──────── Data provided

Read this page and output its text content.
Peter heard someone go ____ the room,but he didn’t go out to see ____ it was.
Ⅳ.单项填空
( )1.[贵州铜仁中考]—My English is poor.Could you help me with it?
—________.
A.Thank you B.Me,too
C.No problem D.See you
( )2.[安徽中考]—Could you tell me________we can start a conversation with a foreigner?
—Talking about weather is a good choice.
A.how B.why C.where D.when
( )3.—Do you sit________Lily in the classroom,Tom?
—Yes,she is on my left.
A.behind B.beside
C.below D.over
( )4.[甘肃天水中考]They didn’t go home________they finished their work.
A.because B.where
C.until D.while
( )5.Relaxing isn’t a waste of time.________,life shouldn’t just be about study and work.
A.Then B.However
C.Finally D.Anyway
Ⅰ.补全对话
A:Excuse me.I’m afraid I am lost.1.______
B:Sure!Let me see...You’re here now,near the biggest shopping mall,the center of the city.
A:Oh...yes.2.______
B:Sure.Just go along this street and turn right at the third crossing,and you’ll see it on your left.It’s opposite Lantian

────────────────
──────── Data provided

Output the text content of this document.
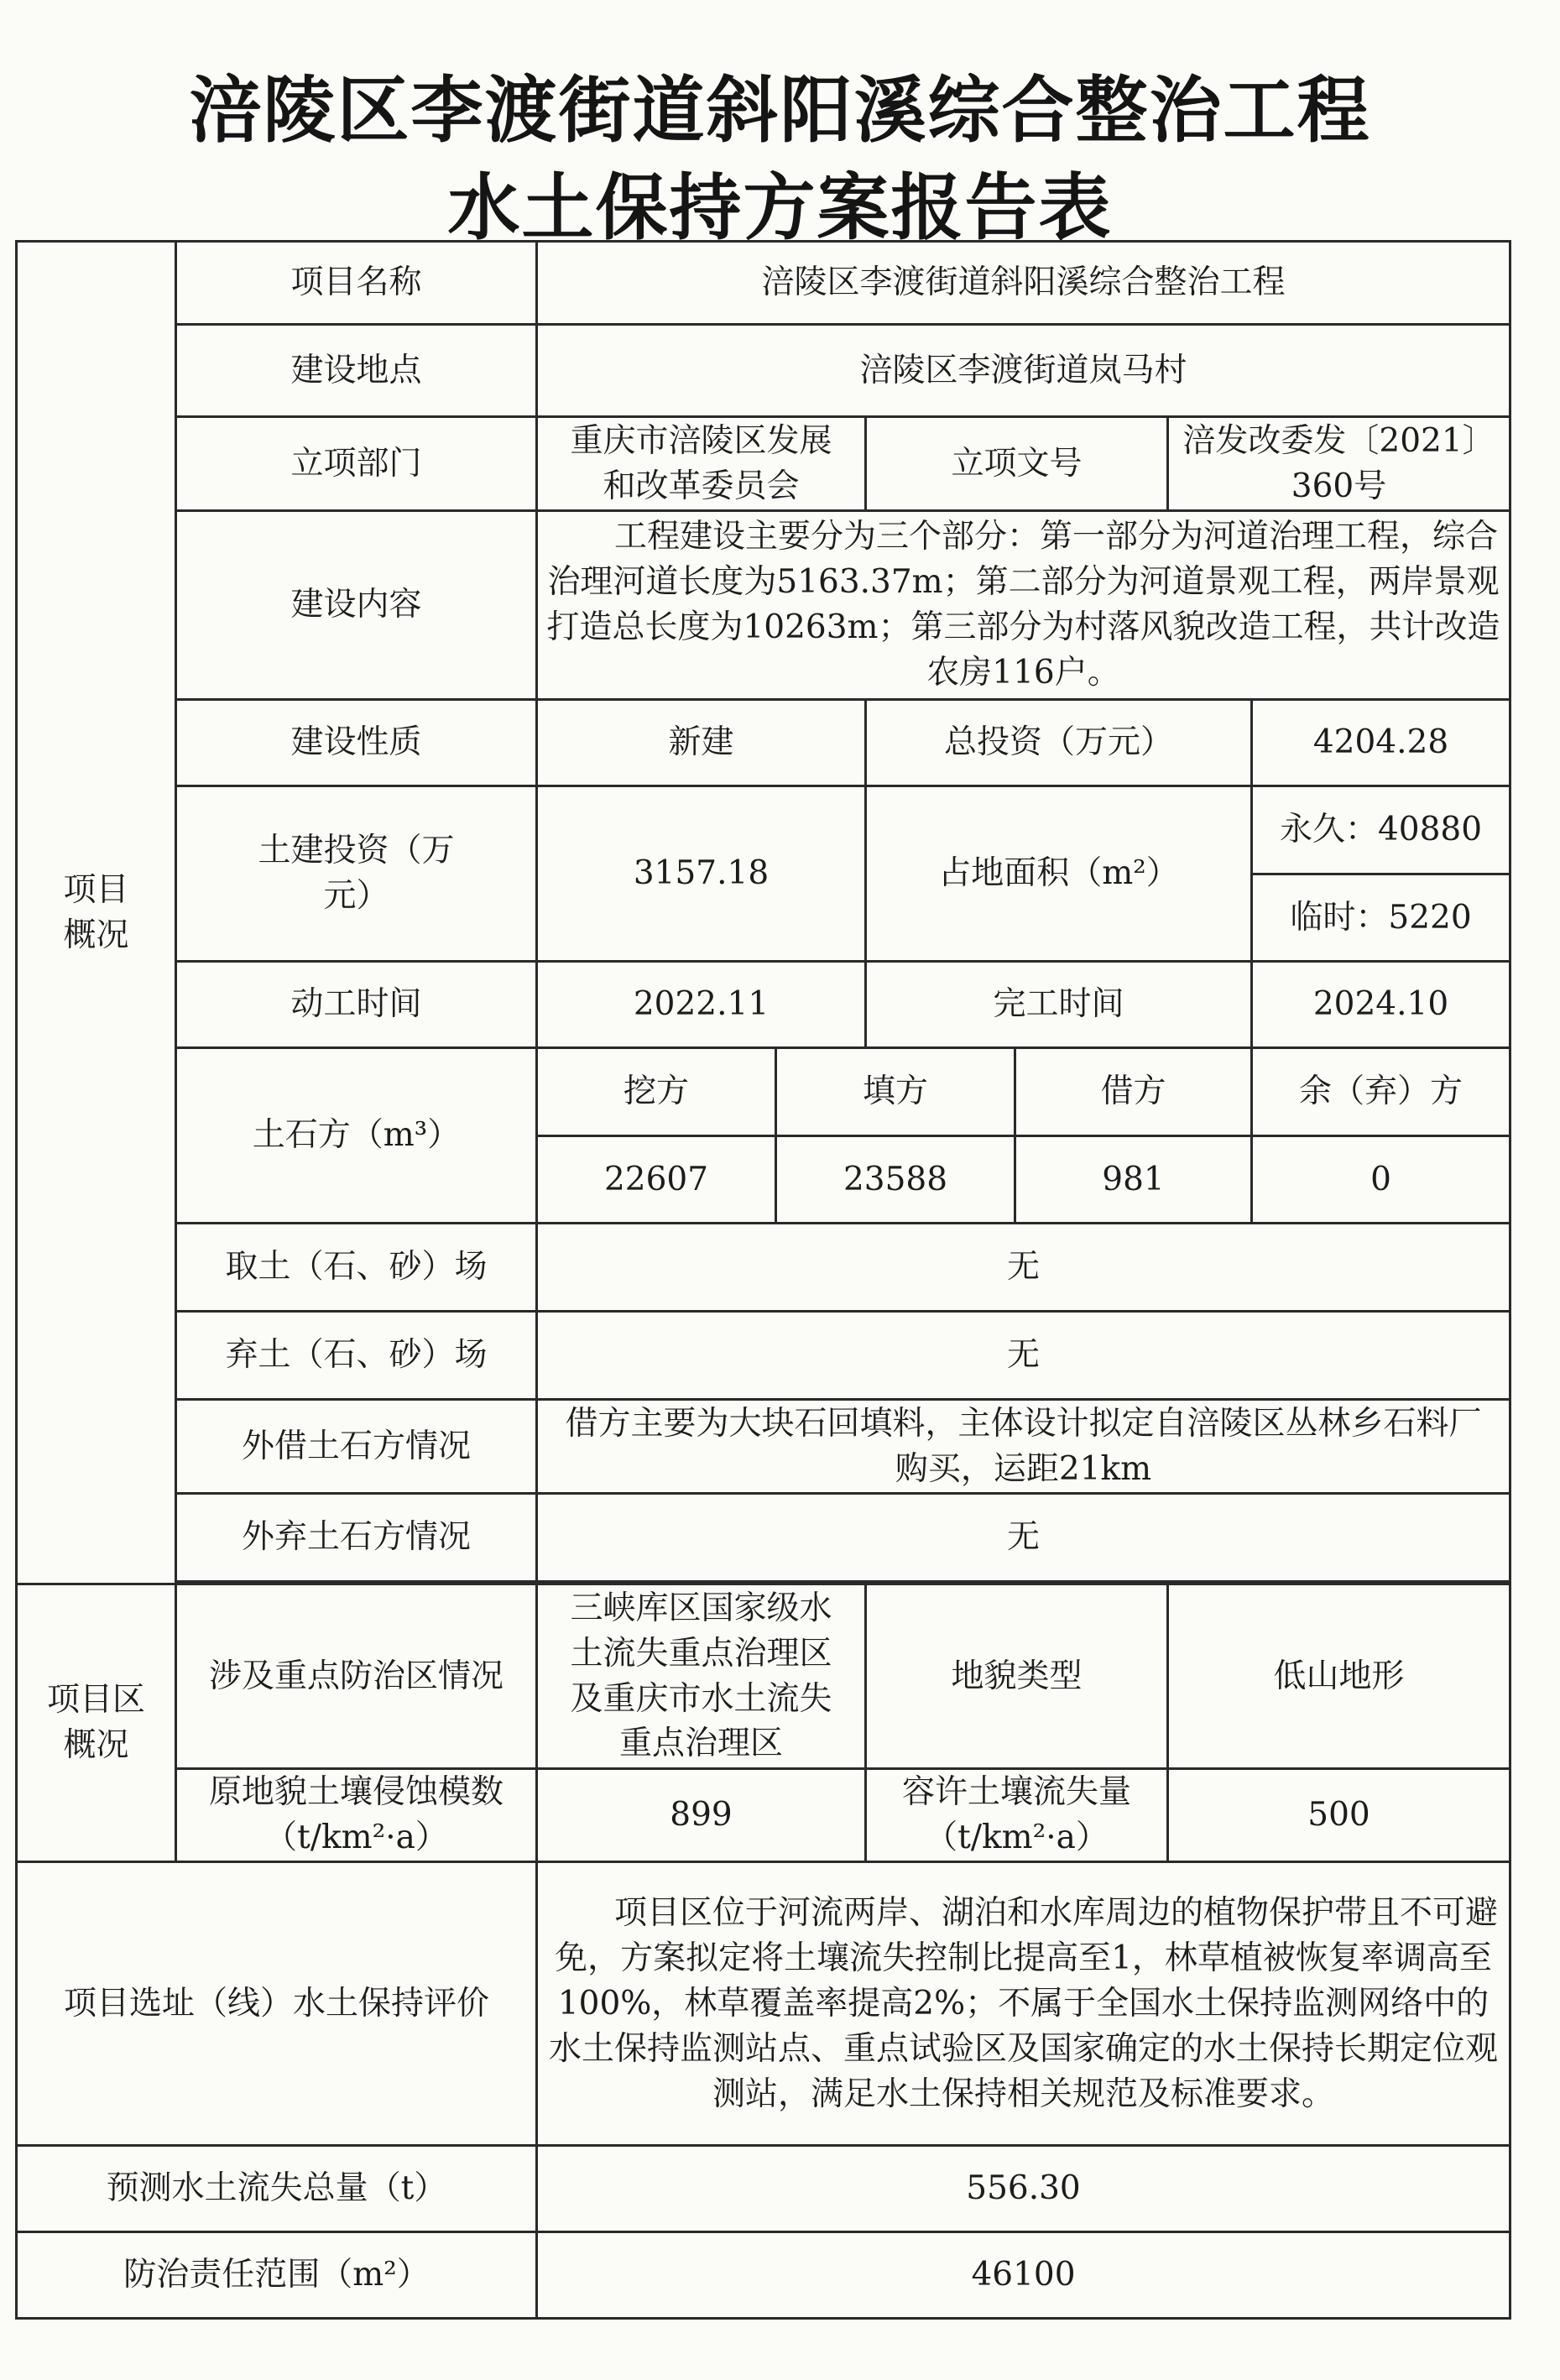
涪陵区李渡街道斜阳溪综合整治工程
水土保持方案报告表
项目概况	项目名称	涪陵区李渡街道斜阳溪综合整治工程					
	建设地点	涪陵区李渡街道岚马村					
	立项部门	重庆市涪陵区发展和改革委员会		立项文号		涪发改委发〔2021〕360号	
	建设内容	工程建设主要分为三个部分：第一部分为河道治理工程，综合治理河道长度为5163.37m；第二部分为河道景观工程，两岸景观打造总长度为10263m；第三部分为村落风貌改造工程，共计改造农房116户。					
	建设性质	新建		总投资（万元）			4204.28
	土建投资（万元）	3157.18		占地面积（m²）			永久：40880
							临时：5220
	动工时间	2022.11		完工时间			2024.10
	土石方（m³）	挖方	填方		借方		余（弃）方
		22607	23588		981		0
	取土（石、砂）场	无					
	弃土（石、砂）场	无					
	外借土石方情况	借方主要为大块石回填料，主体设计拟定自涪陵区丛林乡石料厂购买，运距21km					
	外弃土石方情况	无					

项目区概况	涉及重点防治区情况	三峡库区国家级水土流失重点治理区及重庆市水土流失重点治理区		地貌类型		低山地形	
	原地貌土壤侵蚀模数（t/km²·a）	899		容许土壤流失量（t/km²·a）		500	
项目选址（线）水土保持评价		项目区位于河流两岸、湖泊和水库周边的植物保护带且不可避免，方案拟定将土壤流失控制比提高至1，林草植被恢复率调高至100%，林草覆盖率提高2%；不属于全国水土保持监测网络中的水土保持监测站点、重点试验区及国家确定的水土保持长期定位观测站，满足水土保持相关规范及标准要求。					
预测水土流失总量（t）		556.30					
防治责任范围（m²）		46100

────────────────
──────── Data provided

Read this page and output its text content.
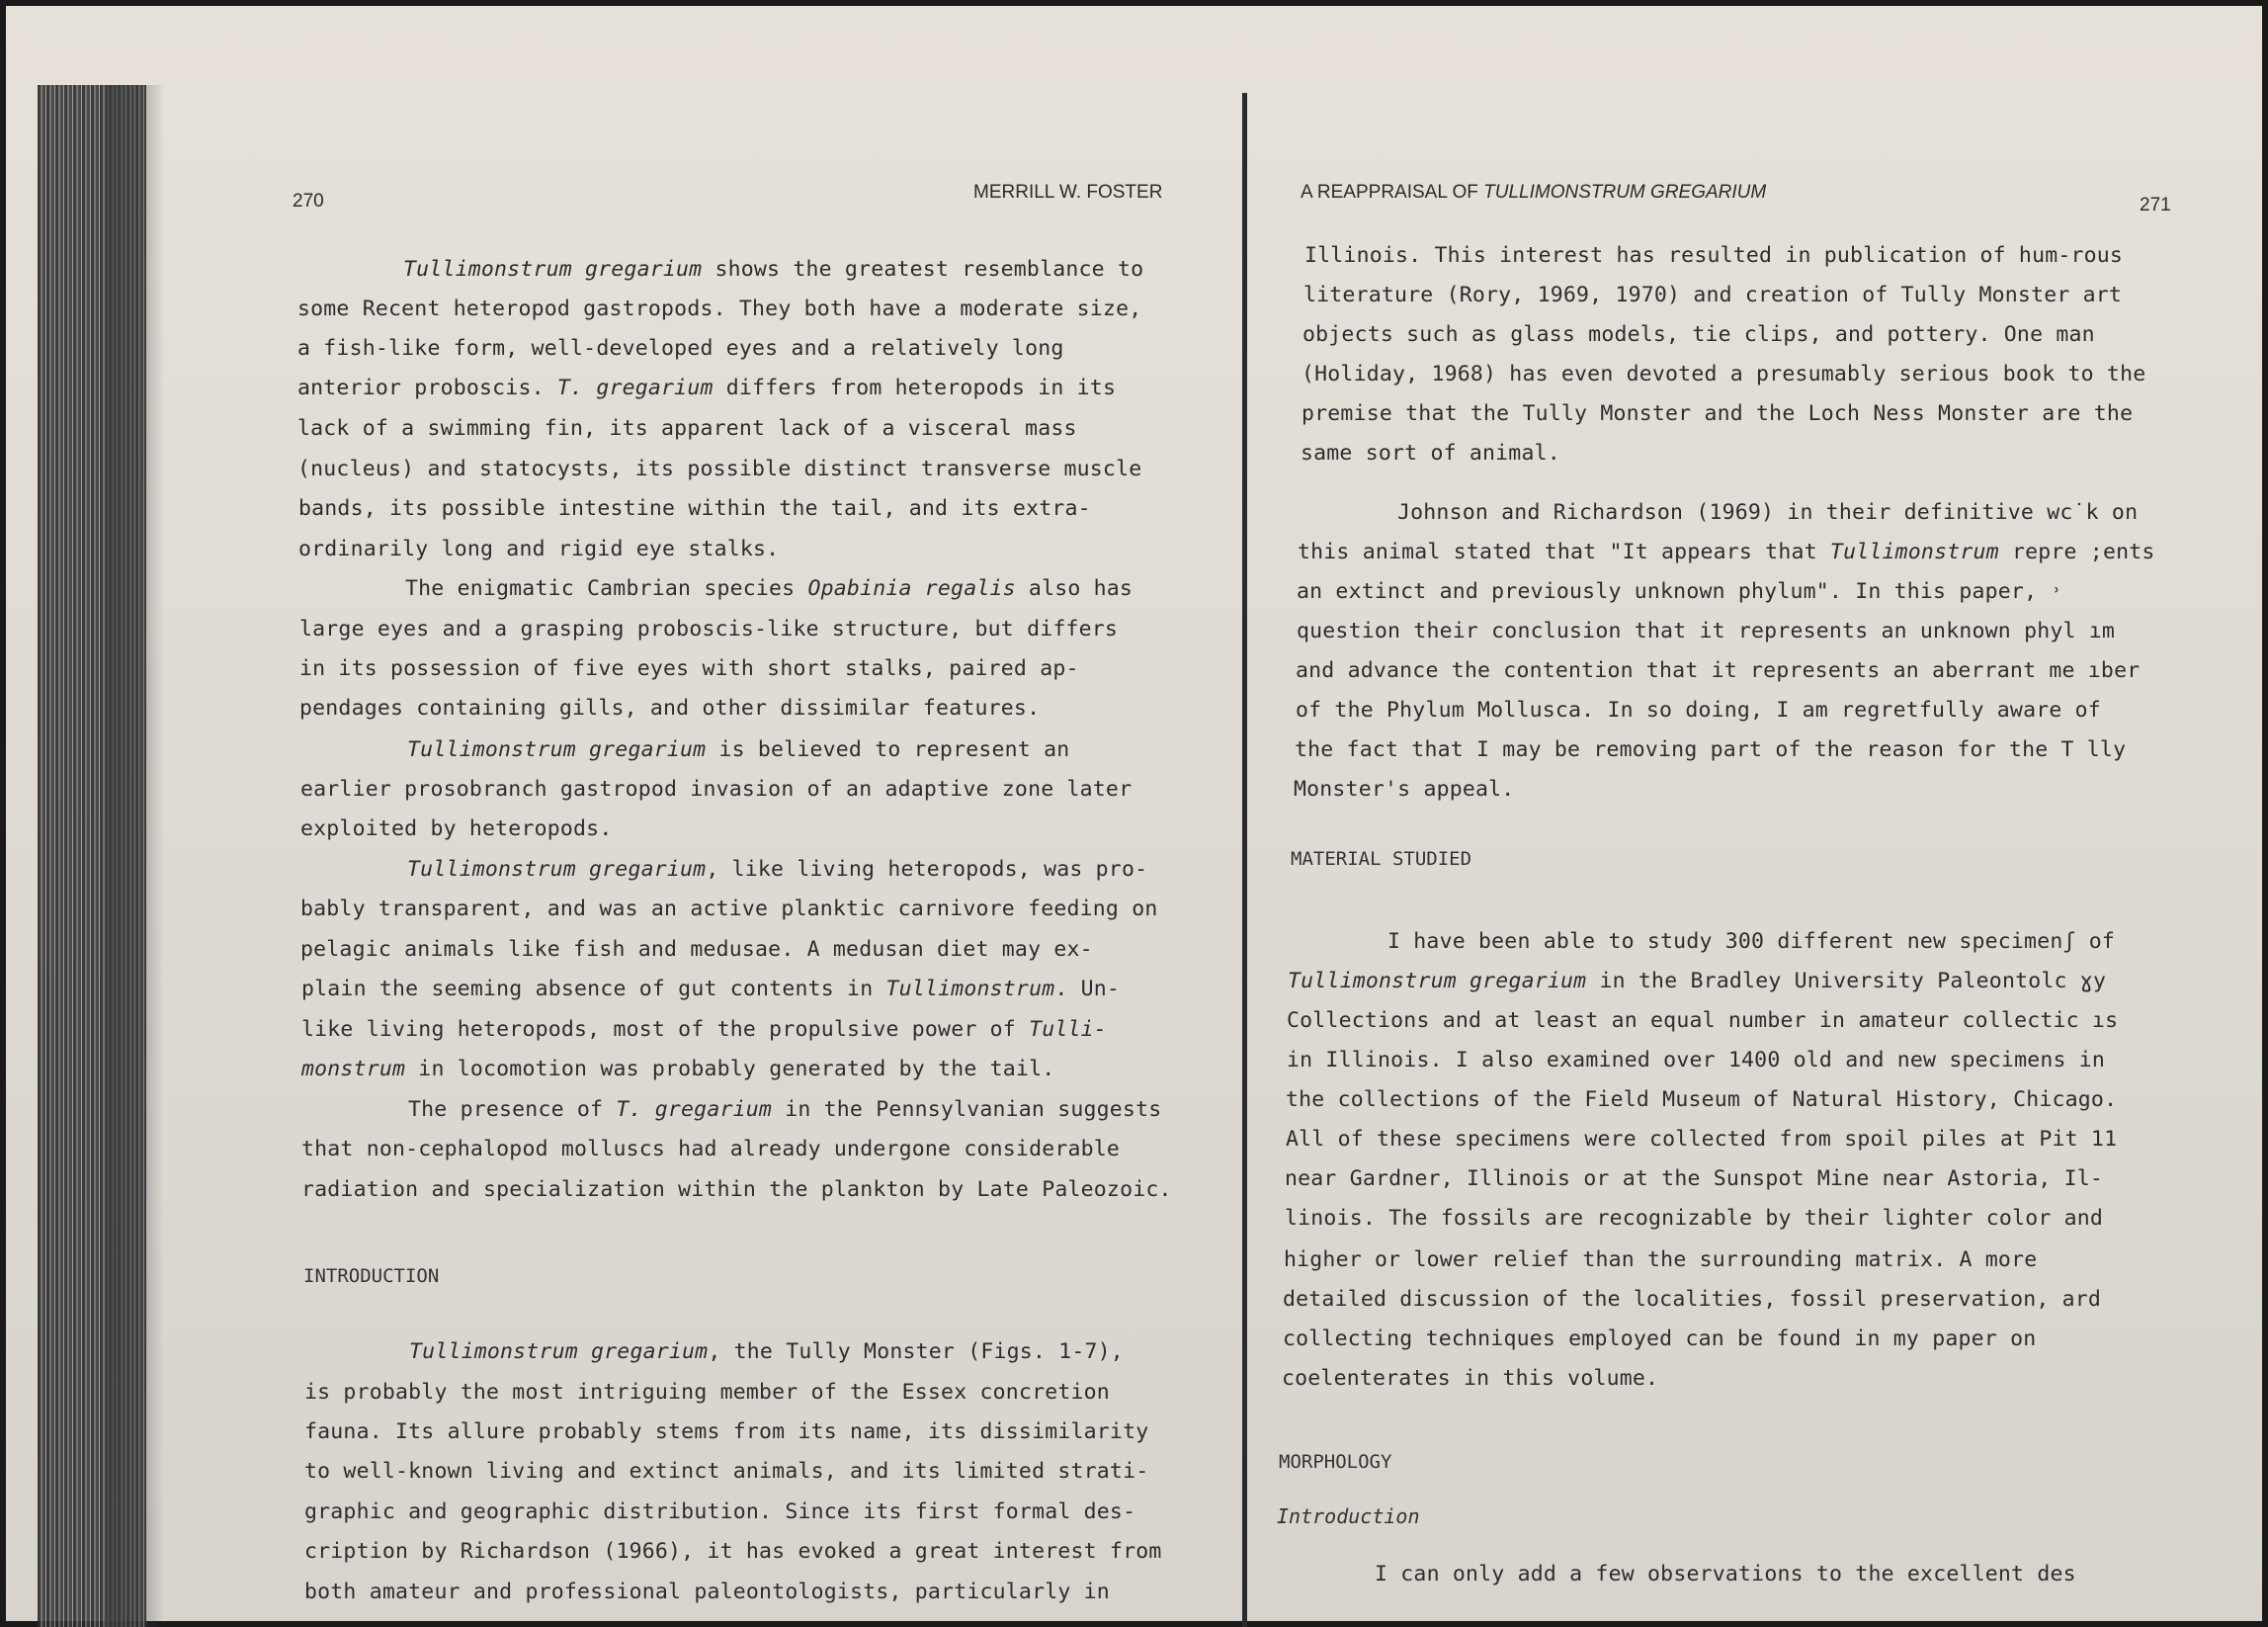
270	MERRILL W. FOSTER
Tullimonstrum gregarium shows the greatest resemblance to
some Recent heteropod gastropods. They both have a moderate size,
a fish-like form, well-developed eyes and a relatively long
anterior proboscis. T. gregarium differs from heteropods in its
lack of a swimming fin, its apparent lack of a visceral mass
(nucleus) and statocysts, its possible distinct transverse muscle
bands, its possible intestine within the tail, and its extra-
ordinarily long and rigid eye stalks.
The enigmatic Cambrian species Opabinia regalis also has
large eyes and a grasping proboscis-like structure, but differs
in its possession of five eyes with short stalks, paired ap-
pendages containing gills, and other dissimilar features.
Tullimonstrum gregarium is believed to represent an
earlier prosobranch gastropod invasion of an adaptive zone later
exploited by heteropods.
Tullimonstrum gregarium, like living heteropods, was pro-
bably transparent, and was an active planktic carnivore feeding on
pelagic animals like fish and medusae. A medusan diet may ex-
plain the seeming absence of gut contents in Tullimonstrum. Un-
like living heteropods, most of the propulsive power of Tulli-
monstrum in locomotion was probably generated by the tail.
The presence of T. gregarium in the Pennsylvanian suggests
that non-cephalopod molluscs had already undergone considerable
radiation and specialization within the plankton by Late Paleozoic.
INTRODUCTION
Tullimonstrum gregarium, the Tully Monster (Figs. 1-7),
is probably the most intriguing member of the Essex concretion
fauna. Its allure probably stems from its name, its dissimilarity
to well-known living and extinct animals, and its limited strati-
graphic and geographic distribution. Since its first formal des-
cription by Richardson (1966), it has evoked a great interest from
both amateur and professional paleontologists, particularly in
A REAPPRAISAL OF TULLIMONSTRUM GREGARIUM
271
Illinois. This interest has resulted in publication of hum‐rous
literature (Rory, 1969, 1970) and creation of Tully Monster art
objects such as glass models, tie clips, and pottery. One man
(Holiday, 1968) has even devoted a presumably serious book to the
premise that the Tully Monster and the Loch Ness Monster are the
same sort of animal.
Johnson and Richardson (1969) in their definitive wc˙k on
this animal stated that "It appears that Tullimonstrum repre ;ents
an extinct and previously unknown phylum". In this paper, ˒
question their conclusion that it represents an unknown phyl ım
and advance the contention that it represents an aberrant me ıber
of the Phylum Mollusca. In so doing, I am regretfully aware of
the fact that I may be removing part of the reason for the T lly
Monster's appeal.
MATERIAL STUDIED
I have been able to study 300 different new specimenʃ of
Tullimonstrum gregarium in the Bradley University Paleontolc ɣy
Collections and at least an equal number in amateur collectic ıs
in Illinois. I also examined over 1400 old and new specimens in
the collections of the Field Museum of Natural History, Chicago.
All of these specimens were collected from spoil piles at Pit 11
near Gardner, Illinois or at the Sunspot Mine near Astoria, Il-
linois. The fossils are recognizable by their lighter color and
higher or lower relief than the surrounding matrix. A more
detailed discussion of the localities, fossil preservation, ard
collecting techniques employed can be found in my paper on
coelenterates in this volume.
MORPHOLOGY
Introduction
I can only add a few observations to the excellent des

────────────────

What you will do – Your answer should be a single number: the count of lines in these records that hold the string "probably".

Written response – 3